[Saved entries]
+ + + + + + +
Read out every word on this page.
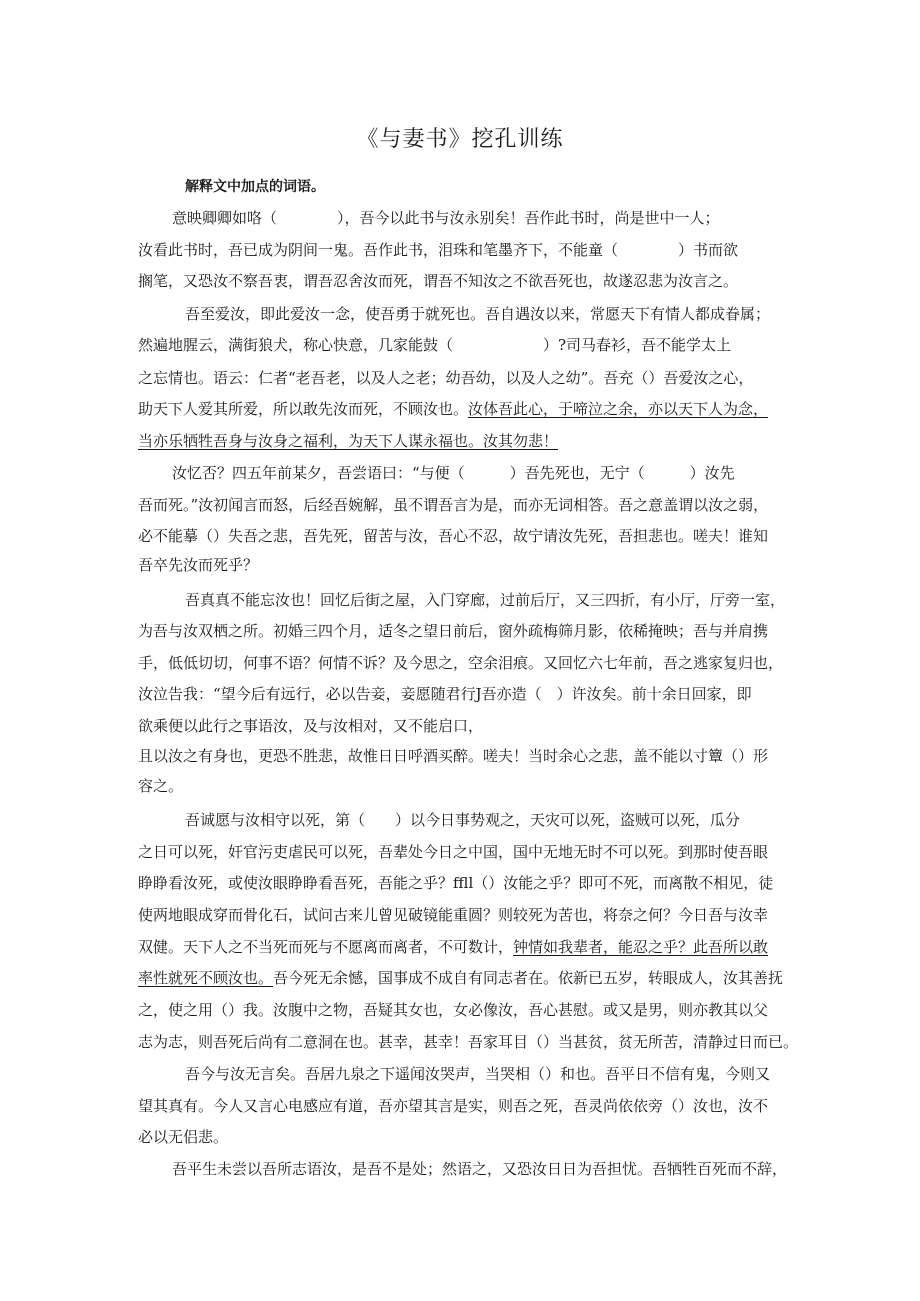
《与妻书》挖孔训练
解释文中加点的词语。
意映卿卿如咯（　　　　），吾今以此书与汝永别矣！吾作此书时，尚是世中一人；
汝看此书时，吾已成为阴间一鬼。吾作此书，泪珠和笔墨齐下，不能童（　　　　）书而欲
搁笔，又恐汝不察吾衷，谓吾忍舍汝而死，谓吾不知汝之不欲吾死也，故遂忍悲为汝言之。
吾至爱汝，即此爱汝一念，使吾勇于就死也。吾自遇汝以来，常愿天下有情人都成眷属；
然遍地腥云，满街狼犬，称心快意，几家能鼓（　　　　　　）?司马春衫，吾不能学太上
之忘情也。语云：仁者“老吾老，以及人之老；幼吾幼，以及人之幼”。吾充（）吾爱汝之心，
助天下人爱其所爱，所以敢先汝而死，不顾汝也。汝体吾此心，于啼泣之余，亦以天下人为念，
当亦乐牺牲吾身与汝身之福利，为天下人谋永福也。汝其勿悲！
汝忆否？四五年前某夕，吾尝语曰：“与便（　　　）吾先死也，无宁（　　　）汝先
吾而死。”汝初闻言而怒，后经吾婉解，虽不谓吾言为是，而亦无词相答。吾之意盖谓以汝之弱，
必不能摹（）失吾之悲，吾先死，留苦与汝，吾心不忍，故宁请汝先死，吾担悲也。嗟夫！谁知
吾卒先汝而死乎？
吾真真不能忘汝也！回忆后街之屋，入门穿廊，过前后厅，又三四折，有小厅，厅旁一室，
为吾与汝双栖之所。初婚三四个月，适冬之望日前后，窗外疏梅筛月影，依稀掩映；吾与并肩携
手，低低切切，何事不语？何情不诉？及今思之，空余泪痕。又回忆六七年前，吾之逃家复归也，
汝泣告我：“望今后有远行，必以告妾，妾愿随君行J吾亦造（　）许汝矣。前十余日回家，即
欲乘便以此行之事语汝，及与汝相对，又不能启口，
且以汝之有身也，更恐不胜悲，故惟日日呼酒买醉。嗟夫！当时余心之悲，盖不能以寸簟（）形
容之。
吾诚愿与汝相守以死，第（　　）以今日事势观之，天灾可以死，盗贼可以死，瓜分
之日可以死，奸官污吏虐民可以死，吾辈处今日之中国，国中无地无时不可以死。到那时使吾眼
睁睁看汝死，或使汝眼睁睁看吾死，吾能之乎？ffll（）汝能之乎？即可不死，而离散不相见，徒
使两地眼成穿而骨化石，试问古来儿曾见破镜能重圆？则较死为苦也，将奈之何？今日吾与汝幸
双健。天下人之不当死而死与不愿离而离者，不可数计，钟情如我辈者，能忍之乎？此吾所以敢
率性就死不顾汝也。吾今死无余憾，国事成不成自有同志者在。依新已五岁，转眼成人，汝其善抚
之，使之用（）我。汝腹中之物，吾疑其女也，女必像汝，吾心甚慰。或又是男，则亦教其以父
志为志，则吾死后尚有二意洞在也。甚幸，甚幸！吾家耳目（）当甚贫，贫无所苦，清静过日而已。
吾今与汝无言矣。吾居九泉之下遥闻汝哭声，当哭相（）和也。吾平日不信有鬼，今则又
望其真有。今人又言心电感应有道，吾亦望其言是实，则吾之死，吾灵尚依依旁（）汝也，汝不
必以无侣悲。
吾平生未尝以吾所志语汝，是吾不是处；然语之，又恐汝日日为吾担忧。吾牺牲百死而不辞，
+ + + + + + +
Objective:
Each entry must be retyped word for word, with every image omitted.

Exercise answer:
Read out every word on this page.
《与妻书》挖孔训练
解释文中加点的词语。
意映卿卿如咯（　　　　），吾今以此书与汝永别矣！吾作此书时，尚是世中一人；
汝看此书时，吾已成为阴间一鬼。吾作此书，泪珠和笔墨齐下，不能童（　　　　）书而欲
搁笔，又恐汝不察吾衷，谓吾忍舍汝而死，谓吾不知汝之不欲吾死也，故遂忍悲为汝言之。
吾至爱汝，即此爱汝一念，使吾勇于就死也。吾自遇汝以来，常愿天下有情人都成眷属；
然遍地腥云，满街狼犬，称心快意，几家能鼓（　　　　　　）?司马春衫，吾不能学太上
之忘情也。语云：仁者“老吾老，以及人之老；幼吾幼，以及人之幼”。吾充（）吾爱汝之心，
助天下人爱其所爱，所以敢先汝而死，不顾汝也。汝体吾此心，于啼泣之余，亦以天下人为念，
当亦乐牺牲吾身与汝身之福利，为天下人谋永福也。汝其勿悲！
汝忆否？四五年前某夕，吾尝语曰：“与便（　　　）吾先死也，无宁（　　　）汝先
吾而死。”汝初闻言而怒，后经吾婉解，虽不谓吾言为是，而亦无词相答。吾之意盖谓以汝之弱，
必不能摹（）失吾之悲，吾先死，留苦与汝，吾心不忍，故宁请汝先死，吾担悲也。嗟夫！谁知
吾卒先汝而死乎？
吾真真不能忘汝也！回忆后街之屋，入门穿廊，过前后厅，又三四折，有小厅，厅旁一室，
为吾与汝双栖之所。初婚三四个月，适冬之望日前后，窗外疏梅筛月影，依稀掩映；吾与并肩携
手，低低切切，何事不语？何情不诉？及今思之，空余泪痕。又回忆六七年前，吾之逃家复归也，
汝泣告我：“望今后有远行，必以告妾，妾愿随君行J吾亦造（　）许汝矣。前十余日回家，即
欲乘便以此行之事语汝，及与汝相对，又不能启口，
且以汝之有身也，更恐不胜悲，故惟日日呼酒买醉。嗟夫！当时余心之悲，盖不能以寸簟（）形
容之。
吾诚愿与汝相守以死，第（　　）以今日事势观之，天灾可以死，盗贼可以死，瓜分
之日可以死，奸官污吏虐民可以死，吾辈处今日之中国，国中无地无时不可以死。到那时使吾眼
睁睁看汝死，或使汝眼睁睁看吾死，吾能之乎？ffll（）汝能之乎？即可不死，而离散不相见，徒
使两地眼成穿而骨化石，试问古来儿曾见破镜能重圆？则较死为苦也，将奈之何？今日吾与汝幸
双健。天下人之不当死而死与不愿离而离者，不可数计，钟情如我辈者，能忍之乎？此吾所以敢
率性就死不顾汝也。吾今死无余憾，国事成不成自有同志者在。依新已五岁，转眼成人，汝其善抚
之，使之用（）我。汝腹中之物，吾疑其女也，女必像汝，吾心甚慰。或又是男，则亦教其以父
志为志，则吾死后尚有二意洞在也。甚幸，甚幸！吾家耳目（）当甚贫，贫无所苦，清静过日而已。
吾今与汝无言矣。吾居九泉之下遥闻汝哭声，当哭相（）和也。吾平日不信有鬼，今则又
望其真有。今人又言心电感应有道，吾亦望其言是实，则吾之死，吾灵尚依依旁（）汝也，汝不
必以无侣悲。
吾平生未尝以吾所志语汝，是吾不是处；然语之，又恐汝日日为吾担忧。吾牺牲百死而不辞，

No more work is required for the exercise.